Instruction
Among these lines, how many include "учреждениеләргә"? Answer only with the number.

──────── Stored records

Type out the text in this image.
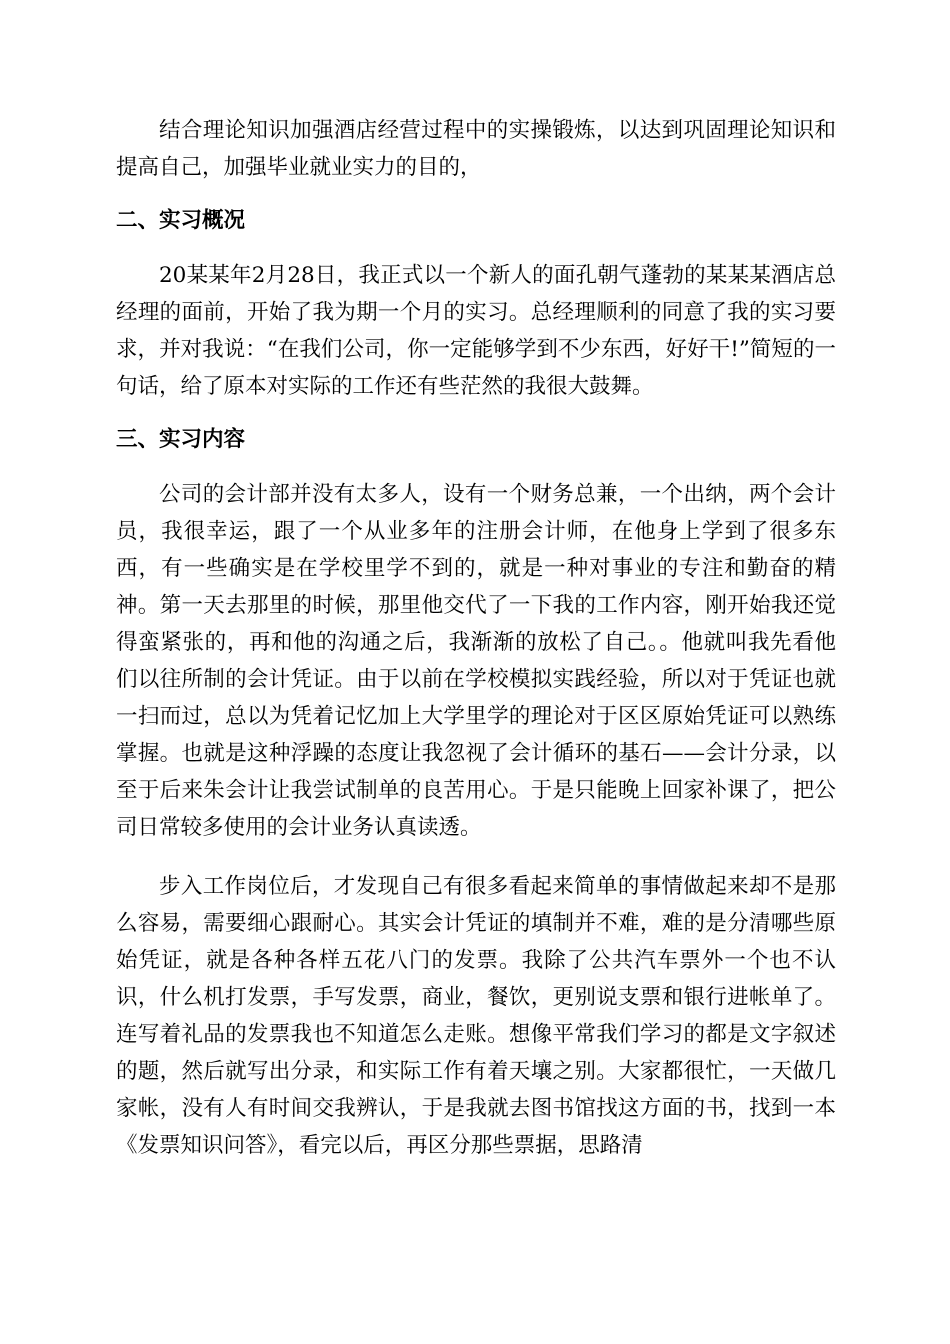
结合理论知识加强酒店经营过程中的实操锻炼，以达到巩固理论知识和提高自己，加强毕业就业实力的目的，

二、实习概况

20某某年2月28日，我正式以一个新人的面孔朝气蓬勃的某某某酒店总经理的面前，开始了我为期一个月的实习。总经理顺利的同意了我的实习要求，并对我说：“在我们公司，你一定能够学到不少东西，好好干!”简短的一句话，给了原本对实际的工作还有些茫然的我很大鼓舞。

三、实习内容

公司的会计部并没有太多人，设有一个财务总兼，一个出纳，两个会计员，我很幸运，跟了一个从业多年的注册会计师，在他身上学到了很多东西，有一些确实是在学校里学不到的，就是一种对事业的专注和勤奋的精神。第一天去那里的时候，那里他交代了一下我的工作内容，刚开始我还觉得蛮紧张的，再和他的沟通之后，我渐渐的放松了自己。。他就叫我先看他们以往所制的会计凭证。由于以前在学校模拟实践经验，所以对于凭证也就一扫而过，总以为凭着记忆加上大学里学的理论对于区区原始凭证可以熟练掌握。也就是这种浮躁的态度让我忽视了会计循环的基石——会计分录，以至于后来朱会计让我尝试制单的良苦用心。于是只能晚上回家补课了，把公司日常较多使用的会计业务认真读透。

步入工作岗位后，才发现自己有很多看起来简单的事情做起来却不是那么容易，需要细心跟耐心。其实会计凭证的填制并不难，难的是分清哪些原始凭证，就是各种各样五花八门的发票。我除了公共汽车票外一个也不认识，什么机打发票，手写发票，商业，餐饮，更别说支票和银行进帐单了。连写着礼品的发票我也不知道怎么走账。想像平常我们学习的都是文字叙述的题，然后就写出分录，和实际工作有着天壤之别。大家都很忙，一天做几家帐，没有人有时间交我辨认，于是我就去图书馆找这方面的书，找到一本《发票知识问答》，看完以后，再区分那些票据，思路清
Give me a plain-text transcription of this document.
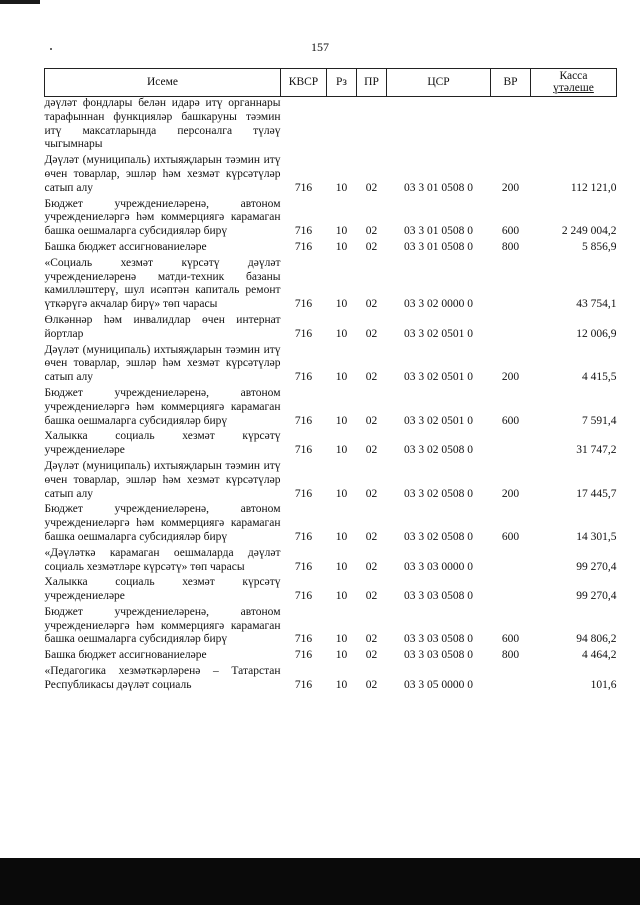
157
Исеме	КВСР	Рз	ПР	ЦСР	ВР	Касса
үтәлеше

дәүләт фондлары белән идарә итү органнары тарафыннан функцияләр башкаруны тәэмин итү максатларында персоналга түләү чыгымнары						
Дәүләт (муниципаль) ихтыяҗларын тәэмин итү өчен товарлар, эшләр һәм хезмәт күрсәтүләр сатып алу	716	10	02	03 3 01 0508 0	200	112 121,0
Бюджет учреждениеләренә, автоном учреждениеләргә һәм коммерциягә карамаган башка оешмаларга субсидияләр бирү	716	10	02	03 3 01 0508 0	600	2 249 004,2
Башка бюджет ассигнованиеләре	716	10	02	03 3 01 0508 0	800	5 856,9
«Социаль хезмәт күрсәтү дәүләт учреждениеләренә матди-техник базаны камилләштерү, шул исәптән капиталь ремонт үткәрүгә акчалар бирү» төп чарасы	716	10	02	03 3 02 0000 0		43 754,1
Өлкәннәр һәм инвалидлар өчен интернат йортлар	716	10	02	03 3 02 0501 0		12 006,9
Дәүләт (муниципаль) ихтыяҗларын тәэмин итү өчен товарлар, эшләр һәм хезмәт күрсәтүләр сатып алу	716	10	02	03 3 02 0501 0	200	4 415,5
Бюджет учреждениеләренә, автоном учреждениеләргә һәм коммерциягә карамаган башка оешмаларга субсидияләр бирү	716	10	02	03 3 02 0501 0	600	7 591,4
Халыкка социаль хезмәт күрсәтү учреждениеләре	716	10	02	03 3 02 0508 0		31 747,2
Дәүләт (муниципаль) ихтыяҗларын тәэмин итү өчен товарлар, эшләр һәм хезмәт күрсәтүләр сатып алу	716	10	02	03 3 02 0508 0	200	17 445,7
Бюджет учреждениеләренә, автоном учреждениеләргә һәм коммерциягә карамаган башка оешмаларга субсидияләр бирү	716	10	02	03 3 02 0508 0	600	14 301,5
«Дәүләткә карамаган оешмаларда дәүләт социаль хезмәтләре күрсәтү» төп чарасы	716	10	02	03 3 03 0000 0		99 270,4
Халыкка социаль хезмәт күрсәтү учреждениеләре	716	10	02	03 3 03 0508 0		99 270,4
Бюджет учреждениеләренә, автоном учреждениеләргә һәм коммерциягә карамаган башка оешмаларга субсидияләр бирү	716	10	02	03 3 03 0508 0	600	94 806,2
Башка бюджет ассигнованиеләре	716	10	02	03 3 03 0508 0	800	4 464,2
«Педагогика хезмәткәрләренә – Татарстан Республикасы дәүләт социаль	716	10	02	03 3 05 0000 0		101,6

────────────────

Task response
4